**Excerpted passage:**
┌──

The Tyranny of iTunes

posted 12 August 2008

Do you remember when iTunes was actually a descriptive name for that program? Introduced to the world on January 9th, 2001, it was a Mac-only media playing application that did MP3s and a few other formats that nobody cared about, including Apple's soon to be obsolete DRM format. It had a cute, elegant interface and some nice features like smart playlists and some relatively clever algorithms which would organize the files in your music collection for you. It also managed syncing these files to your iPod.

Now here's iTunes' current primary feature set:

  • iPod sync manager
  • MP3 player
  • Video player
  • AirTunes broadcaster
  • MP3 store
  • Video rental store
  • Podcast tracker
  • Mobile phone activation and backup repository
  • Contacts manager
  • Photo sync manager
  • Ringtone store
  • Application store
  • Application backup repository

Most of these "features" could be -- and most are -- the sole focus of other standalone applications. Apple's ability to combine all of them into a single application is either a triumph or a tragedy, and I'm beginning to lean towards the latter.

└──

**Supplied material:**
┌──

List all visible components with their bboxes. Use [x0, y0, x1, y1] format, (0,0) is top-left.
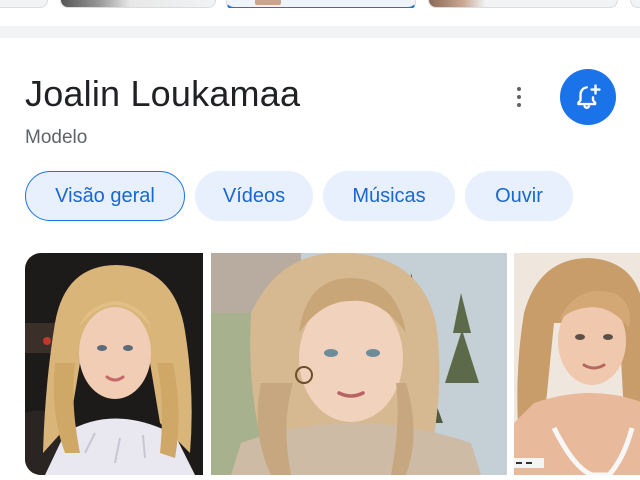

└──

Repeat the whole post on iTunes and its growing list of features, word for word.

**Solution for this task:**
The Tyranny of iTunes

posted 12 August 2008

Do you remember when iTunes was actually a descriptive name for that program? Introduced to the world on January 9th, 2001, it was a Mac-only media playing application that did MP3s and a few other formats that nobody cared about, including Apple's soon to be obsolete DRM format. It had a cute, elegant interface and some nice features like smart playlists and some relatively clever algorithms which would organize the files in your music collection for you. It also managed syncing these files to your iPod.

Now here's iTunes' current primary feature set:

  • iPod sync manager
  • MP3 player
  • Video player
  • AirTunes broadcaster
  • MP3 store
  • Video rental store
  • Podcast tracker
  • Mobile phone activation and backup repository
  • Contacts manager
  • Photo sync manager
  • Ringtone store
  • Application store
  • Application backup repository

Most of these "features" could be -- and most are -- the sole focus of other standalone applications. Apple's ability to combine all of them into a single application is either a triumph or a tragedy, and I'm beginning to lean towards the latter.